**The records:**
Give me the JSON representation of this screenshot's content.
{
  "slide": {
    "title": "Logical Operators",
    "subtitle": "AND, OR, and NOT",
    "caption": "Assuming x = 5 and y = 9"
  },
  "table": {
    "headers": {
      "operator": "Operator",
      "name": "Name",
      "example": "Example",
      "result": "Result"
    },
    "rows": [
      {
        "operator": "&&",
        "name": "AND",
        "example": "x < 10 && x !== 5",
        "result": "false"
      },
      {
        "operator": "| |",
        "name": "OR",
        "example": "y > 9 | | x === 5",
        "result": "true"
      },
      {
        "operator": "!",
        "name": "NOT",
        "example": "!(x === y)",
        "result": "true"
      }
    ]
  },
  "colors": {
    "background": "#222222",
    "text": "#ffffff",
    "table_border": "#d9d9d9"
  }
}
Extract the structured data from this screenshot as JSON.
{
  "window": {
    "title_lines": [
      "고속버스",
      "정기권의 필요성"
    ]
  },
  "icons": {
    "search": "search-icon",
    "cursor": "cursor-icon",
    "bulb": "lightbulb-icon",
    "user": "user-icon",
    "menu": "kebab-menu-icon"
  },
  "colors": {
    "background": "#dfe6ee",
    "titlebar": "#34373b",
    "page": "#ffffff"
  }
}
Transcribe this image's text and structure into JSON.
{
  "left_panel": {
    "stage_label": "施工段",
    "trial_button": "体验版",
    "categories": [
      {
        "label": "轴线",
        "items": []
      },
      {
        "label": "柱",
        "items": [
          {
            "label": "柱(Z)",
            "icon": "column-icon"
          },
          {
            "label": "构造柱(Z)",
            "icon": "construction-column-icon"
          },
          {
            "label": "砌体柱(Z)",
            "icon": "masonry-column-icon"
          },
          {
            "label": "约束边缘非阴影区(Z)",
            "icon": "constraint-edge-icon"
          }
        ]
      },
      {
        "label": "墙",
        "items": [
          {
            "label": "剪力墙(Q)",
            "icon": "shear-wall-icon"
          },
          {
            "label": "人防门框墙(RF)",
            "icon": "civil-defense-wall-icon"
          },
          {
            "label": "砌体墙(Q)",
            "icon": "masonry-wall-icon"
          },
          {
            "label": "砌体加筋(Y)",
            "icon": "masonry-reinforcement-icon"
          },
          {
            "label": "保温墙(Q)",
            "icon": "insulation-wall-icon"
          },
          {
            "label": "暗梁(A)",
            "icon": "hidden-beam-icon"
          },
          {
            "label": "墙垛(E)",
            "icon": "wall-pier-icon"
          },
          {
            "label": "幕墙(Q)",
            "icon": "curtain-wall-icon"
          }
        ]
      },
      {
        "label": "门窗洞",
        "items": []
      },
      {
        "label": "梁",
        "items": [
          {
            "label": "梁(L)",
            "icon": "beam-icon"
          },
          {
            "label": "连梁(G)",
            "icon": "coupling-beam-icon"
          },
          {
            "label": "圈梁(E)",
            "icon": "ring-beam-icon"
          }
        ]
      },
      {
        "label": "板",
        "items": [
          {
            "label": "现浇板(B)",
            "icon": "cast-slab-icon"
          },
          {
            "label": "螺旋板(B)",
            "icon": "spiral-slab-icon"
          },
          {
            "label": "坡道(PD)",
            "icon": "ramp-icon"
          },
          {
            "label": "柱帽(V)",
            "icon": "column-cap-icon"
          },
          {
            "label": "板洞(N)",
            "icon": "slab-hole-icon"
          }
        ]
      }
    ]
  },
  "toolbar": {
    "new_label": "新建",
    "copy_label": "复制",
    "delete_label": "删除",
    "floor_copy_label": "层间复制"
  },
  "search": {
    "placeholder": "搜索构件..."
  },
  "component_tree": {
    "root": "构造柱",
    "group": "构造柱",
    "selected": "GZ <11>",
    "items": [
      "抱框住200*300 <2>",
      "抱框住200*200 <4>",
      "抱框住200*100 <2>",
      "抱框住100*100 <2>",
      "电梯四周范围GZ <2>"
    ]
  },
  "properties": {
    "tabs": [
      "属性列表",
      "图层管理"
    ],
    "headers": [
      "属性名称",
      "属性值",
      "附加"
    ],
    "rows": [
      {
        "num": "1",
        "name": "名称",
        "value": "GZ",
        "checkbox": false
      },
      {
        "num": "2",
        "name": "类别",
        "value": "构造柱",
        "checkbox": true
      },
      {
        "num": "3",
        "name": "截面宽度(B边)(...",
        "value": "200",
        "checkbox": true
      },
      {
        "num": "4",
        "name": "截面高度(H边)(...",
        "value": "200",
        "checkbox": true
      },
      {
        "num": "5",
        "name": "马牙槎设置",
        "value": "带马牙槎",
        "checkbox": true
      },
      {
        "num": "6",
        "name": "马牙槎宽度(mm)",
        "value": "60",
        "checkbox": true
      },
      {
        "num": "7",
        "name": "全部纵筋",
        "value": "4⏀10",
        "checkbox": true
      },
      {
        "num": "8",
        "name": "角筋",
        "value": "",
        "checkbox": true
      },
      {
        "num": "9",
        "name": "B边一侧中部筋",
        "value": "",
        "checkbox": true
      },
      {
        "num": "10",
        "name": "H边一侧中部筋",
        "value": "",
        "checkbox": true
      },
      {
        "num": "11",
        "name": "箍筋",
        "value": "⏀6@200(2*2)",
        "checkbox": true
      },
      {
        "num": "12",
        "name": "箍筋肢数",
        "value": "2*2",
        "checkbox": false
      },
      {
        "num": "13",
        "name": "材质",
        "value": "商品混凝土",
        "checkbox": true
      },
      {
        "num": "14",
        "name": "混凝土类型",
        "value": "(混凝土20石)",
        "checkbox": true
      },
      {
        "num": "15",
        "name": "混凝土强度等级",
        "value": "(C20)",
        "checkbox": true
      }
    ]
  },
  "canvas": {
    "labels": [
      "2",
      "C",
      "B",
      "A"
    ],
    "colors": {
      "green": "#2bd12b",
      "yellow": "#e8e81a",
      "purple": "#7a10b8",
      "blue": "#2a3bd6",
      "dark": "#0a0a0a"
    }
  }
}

**Short problem:**
Check each line above for the word "screenshot", and copy the lines where it appears.

**Correct output:**
Give me the JSON representation of this screenshot's content.
Extract the structured data from this screenshot as JSON.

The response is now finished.